__Kısa alıştırma__. Aşağıdaki kayıtlardan "code" dizesini içeren her satırı seçip aynen kopyalayın.

Bir veri bloğu:
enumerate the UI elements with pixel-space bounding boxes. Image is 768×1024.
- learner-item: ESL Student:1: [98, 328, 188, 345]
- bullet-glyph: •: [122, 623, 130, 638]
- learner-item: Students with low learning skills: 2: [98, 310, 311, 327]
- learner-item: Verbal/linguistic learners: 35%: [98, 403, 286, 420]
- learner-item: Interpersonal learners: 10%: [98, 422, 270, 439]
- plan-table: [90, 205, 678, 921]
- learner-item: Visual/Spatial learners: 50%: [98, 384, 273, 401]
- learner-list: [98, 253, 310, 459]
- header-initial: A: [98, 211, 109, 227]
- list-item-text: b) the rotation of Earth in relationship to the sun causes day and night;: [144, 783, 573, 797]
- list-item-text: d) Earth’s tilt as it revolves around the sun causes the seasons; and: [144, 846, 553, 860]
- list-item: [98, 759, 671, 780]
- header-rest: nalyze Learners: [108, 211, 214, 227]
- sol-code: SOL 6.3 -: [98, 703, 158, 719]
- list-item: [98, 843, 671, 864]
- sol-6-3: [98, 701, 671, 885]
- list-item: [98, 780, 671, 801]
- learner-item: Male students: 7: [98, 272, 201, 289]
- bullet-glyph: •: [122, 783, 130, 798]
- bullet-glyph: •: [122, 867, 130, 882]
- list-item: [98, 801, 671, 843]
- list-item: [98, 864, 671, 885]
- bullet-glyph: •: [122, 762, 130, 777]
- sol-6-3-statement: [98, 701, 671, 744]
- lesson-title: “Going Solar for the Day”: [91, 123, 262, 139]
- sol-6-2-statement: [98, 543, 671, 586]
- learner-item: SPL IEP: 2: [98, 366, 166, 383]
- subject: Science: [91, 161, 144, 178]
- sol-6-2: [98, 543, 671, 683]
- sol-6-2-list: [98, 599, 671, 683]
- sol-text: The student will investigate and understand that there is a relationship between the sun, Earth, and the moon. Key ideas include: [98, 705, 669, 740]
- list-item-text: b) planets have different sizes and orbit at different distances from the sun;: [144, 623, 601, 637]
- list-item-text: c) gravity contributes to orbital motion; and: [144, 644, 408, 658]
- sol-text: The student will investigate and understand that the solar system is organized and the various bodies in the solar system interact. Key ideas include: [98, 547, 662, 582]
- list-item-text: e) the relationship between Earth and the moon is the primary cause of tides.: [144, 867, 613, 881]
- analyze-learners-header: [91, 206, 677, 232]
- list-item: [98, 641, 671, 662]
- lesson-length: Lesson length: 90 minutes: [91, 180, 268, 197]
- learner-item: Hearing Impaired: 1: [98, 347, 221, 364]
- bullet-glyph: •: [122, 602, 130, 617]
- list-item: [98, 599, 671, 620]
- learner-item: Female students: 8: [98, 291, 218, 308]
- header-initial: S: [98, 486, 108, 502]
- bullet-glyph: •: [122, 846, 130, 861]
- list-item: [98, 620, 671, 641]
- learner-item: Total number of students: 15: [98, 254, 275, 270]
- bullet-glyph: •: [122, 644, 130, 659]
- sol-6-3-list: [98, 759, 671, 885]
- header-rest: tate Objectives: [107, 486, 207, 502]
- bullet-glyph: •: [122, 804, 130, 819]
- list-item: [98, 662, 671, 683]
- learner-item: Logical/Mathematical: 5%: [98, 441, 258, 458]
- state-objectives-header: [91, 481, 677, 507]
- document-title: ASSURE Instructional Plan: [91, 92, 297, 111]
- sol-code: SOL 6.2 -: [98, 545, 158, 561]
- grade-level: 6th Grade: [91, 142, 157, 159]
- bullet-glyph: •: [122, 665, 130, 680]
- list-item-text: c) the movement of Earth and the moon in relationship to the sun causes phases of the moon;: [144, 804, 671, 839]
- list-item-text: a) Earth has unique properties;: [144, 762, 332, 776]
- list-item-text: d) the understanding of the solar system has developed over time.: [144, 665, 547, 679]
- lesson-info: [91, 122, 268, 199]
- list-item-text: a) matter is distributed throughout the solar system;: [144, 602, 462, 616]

__Alıştırmanın cevabı__.
- sol-code: SOL 6.3 -: [98, 703, 158, 719]
- sol-code: SOL 6.2 -: [98, 545, 158, 561]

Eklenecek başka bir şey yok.